(Recorded data)

#####

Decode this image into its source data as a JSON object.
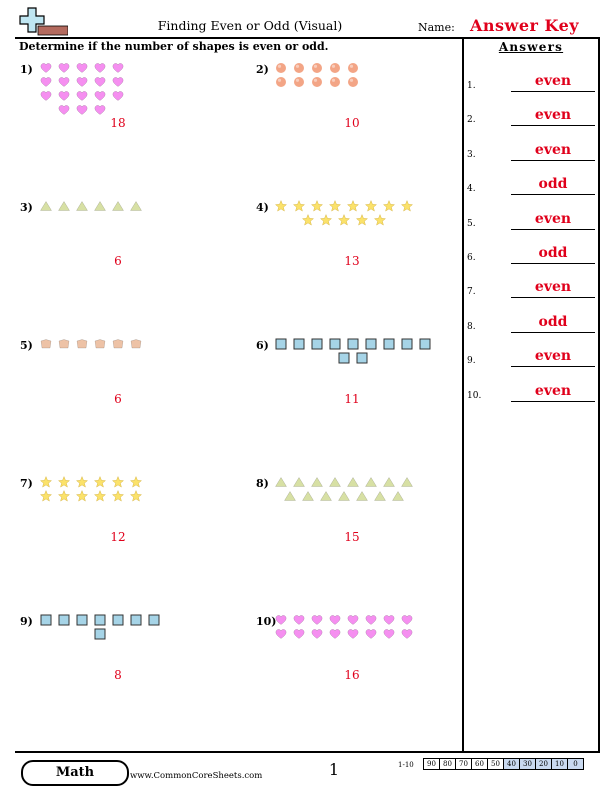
{
  "header": {
    "title": "Finding Even or Odd (Visual)",
    "name_label": "Name:",
    "answer_key": "Answer Key"
  },
  "instructions": "Determine if the number of shapes is even or odd.",
  "answers_header": "Answers",
  "answers": [
    {
      "num": "1.",
      "value": "even"
    },
    {
      "num": "2.",
      "value": "even"
    },
    {
      "num": "3.",
      "value": "even"
    },
    {
      "num": "4.",
      "value": "odd"
    },
    {
      "num": "5.",
      "value": "even"
    },
    {
      "num": "6.",
      "value": "odd"
    },
    {
      "num": "7.",
      "value": "even"
    },
    {
      "num": "8.",
      "value": "odd"
    },
    {
      "num": "9.",
      "value": "even"
    },
    {
      "num": "10.",
      "value": "even"
    }
  ],
  "problems": [
    {
      "label": "1)",
      "shape": "heart",
      "color": "#f58ff0",
      "rows": [
        5,
        5,
        5,
        3
      ],
      "count": "18"
    },
    {
      "label": "2)",
      "shape": "circle",
      "color": "#f3a586",
      "rows": [
        5,
        5
      ],
      "count": "10"
    },
    {
      "label": "3)",
      "shape": "triangle",
      "color": "#d7e0a4",
      "rows": [
        6
      ],
      "count": "6"
    },
    {
      "label": "4)",
      "shape": "star",
      "color": "#fbe26a",
      "rows": [
        8,
        5
      ],
      "count": "13"
    },
    {
      "label": "5)",
      "shape": "pentagon",
      "color": "#edc2a6",
      "rows": [
        6
      ],
      "count": "6"
    },
    {
      "label": "6)",
      "shape": "square",
      "color": "#a6d4e7",
      "rows": [
        9,
        2
      ],
      "count": "11"
    },
    {
      "label": "7)",
      "shape": "star",
      "color": "#fbe26a",
      "rows": [
        6,
        6
      ],
      "count": "12"
    },
    {
      "label": "8)",
      "shape": "triangle",
      "color": "#d7e0a4",
      "rows": [
        8,
        7
      ],
      "count": "15"
    },
    {
      "label": "9)",
      "shape": "square",
      "color": "#a6d4e7",
      "rows": [
        7,
        1
      ],
      "count": "8"
    },
    {
      "label": "10)",
      "shape": "heart",
      "color": "#f58ff0",
      "rows": [
        8,
        8
      ],
      "count": "16"
    }
  ],
  "footer": {
    "subject": "Math",
    "site": "www.CommonCoreSheets.com",
    "page": "1",
    "score_range": "1-10",
    "scores": [
      "90",
      "80",
      "70",
      "60",
      "50",
      "40",
      "30",
      "20",
      "10",
      "0"
    ]
  },
  "logo": "plus-and-pencil-logo"
}
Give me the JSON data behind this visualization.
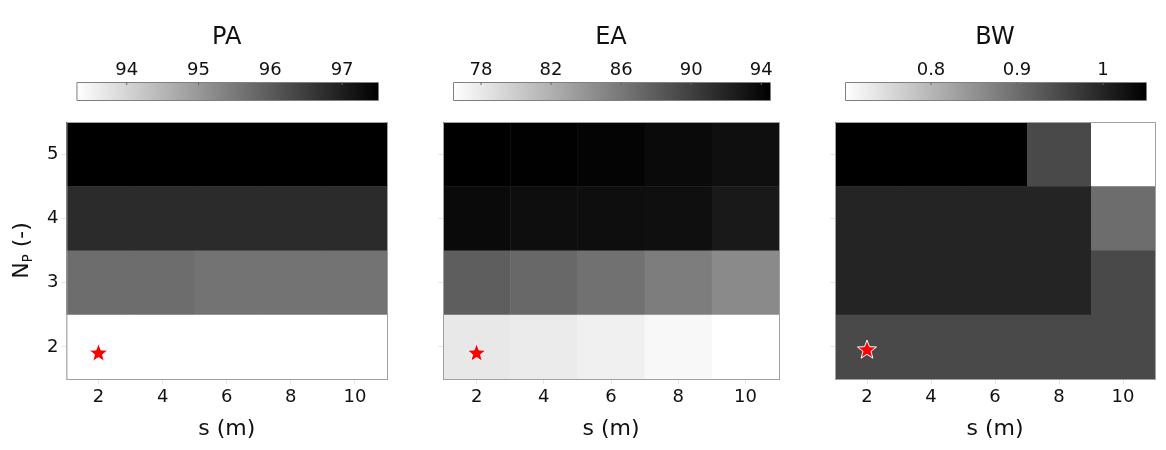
{
  "chart_data": [
    {
      "type": "heatmap",
      "title": "PA",
      "xlabel": "s (m)",
      "ylabel": "N$_{P}$ (-)",
      "categories": [
        "2",
        "4",
        "6",
        "8",
        "10"
      ],
      "y_categories": [
        "5",
        "4",
        "3",
        "2"
      ],
      "cells": [
        [
          97.5,
          97.5,
          97.5,
          97.5,
          97.5
        ],
        [
          96.8,
          96.8,
          96.8,
          96.8,
          96.8
        ],
        [
          95.7,
          95.7,
          95.6,
          95.6,
          95.6
        ],
        [
          93.3,
          93.3,
          93.3,
          93.3,
          93.3
        ]
      ],
      "clim": [
        93.3,
        97.5
      ],
      "cticks": [
        94,
        95,
        96,
        97
      ],
      "series": [
        {
          "type": "scatter",
          "marker": "star",
          "color": "#ff0000",
          "values": [
            3.1,
            null,
            null,
            null,
            null
          ]
        }
      ]
    },
    {
      "type": "heatmap",
      "title": "EA",
      "xlabel": "s (m)",
      "categories": [
        "2",
        "4",
        "6",
        "8",
        "10"
      ],
      "y_categories": [
        "5",
        "4",
        "3",
        "2"
      ],
      "cells": [
        [
          94.5,
          94.4,
          94.2,
          93.8,
          93.4
        ],
        [
          93.8,
          93.5,
          93.5,
          93.4,
          92.7
        ],
        [
          87.8,
          87.1,
          86.5,
          85.6,
          84.7
        ],
        [
          78.0,
          77.8,
          77.5,
          76.9,
          76.4
        ]
      ],
      "clim": [
        76.4,
        94.5
      ],
      "cticks": [
        78,
        82,
        86,
        90,
        94
      ],
      "tick_labels": "x",
      "series": [
        {
          "type": "scatter",
          "marker": "star",
          "color": "#ff0000",
          "values": [
            3.1,
            null,
            null,
            null,
            null
          ]
        }
      ]
    },
    {
      "type": "heatmap",
      "title": "BW",
      "xlabel": "s (m)",
      "categories": [
        "2",
        "4",
        "6",
        "8",
        "10"
      ],
      "y_categories": [
        "5",
        "4",
        "3",
        "2"
      ],
      "cells": [
        [
          1.05,
          1.05,
          1.05,
          0.95,
          0.7
        ],
        [
          1.0,
          1.0,
          1.0,
          1.0,
          0.9
        ],
        [
          1.0,
          1.0,
          1.0,
          1.0,
          0.95
        ],
        [
          0.95,
          0.95,
          0.95,
          0.95,
          0.95
        ]
      ],
      "clim": [
        0.7,
        1.05
      ],
      "cticks": [
        0.8,
        0.9,
        1
      ],
      "tick_labels": "x",
      "series": [
        {
          "type": "scatter",
          "marker": "star",
          "color": "#ff0000",
          "values": [
            3.05,
            null,
            null,
            null,
            null
          ]
        }
      ]
    }
  ]
}
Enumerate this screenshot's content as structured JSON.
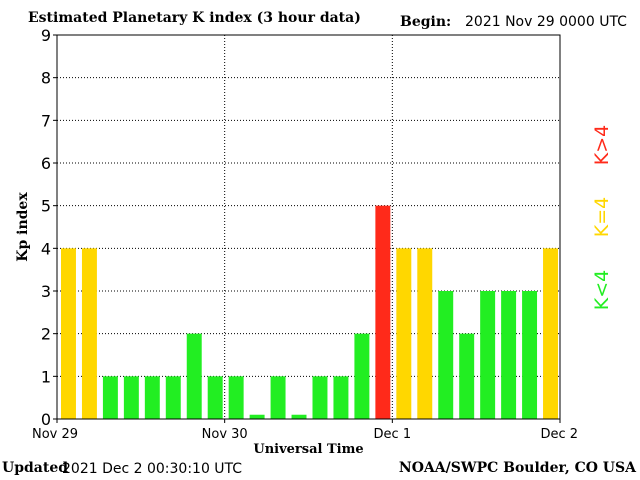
{
  "header": {
    "title": "Estimated Planetary K index (3 hour data)",
    "begin_label": "Begin:",
    "begin_value": "2021 Nov 29 0000 UTC"
  },
  "footer": {
    "updated_label": "Updated",
    "updated_value": "2021 Dec  2 00:30:10 UTC",
    "source": "NOAA/SWPC Boulder, CO USA"
  },
  "legend": [
    {
      "label": "K>4",
      "color": "#ff2a1a"
    },
    {
      "label": "K=4",
      "color": "#ffd700"
    },
    {
      "label": "K<4",
      "color": "#22ee22"
    }
  ],
  "chart_data": {
    "type": "bar",
    "title": "Estimated Planetary K index (3 hour data)",
    "xlabel": "Universal Time",
    "ylabel": "Kp index",
    "ylim": [
      0,
      9
    ],
    "yticks": [
      0,
      1,
      2,
      3,
      4,
      5,
      6,
      7,
      8,
      9
    ],
    "grid": true,
    "x_tick_labels": [
      "Nov 29",
      "Nov 30",
      "Dec 1",
      "Dec 2"
    ],
    "interval": "3 hour",
    "values": [
      4,
      4,
      1,
      1,
      1,
      1,
      2,
      1,
      1,
      0.1,
      1,
      0.1,
      1,
      1,
      2,
      5,
      4,
      4,
      3,
      2,
      3,
      3,
      3,
      4
    ],
    "colors": {
      "below": "#22ee22",
      "equal": "#ffd700",
      "above": "#ff2a1a"
    },
    "legend_placement": "right"
  }
}
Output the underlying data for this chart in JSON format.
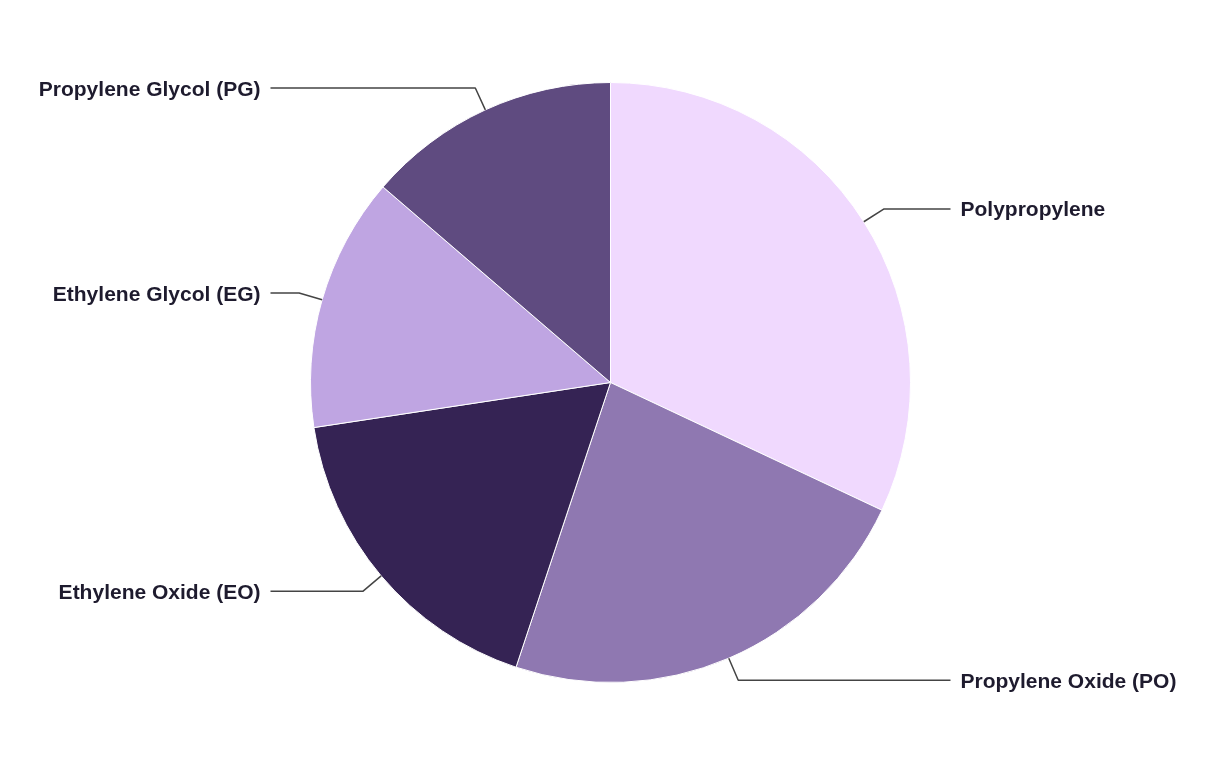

#####

▶ **GIVEN EXERCISE**
From the entries above, extract each line containing "JSON".

▶ **RESULT OF THIS TASK**
Decode this image into its source data as a JSON object.
Give me the JSON data behind this visualization.
Enumerate this screenshot's content as structured JSON.
Output the underlying data for this chart in JSON format.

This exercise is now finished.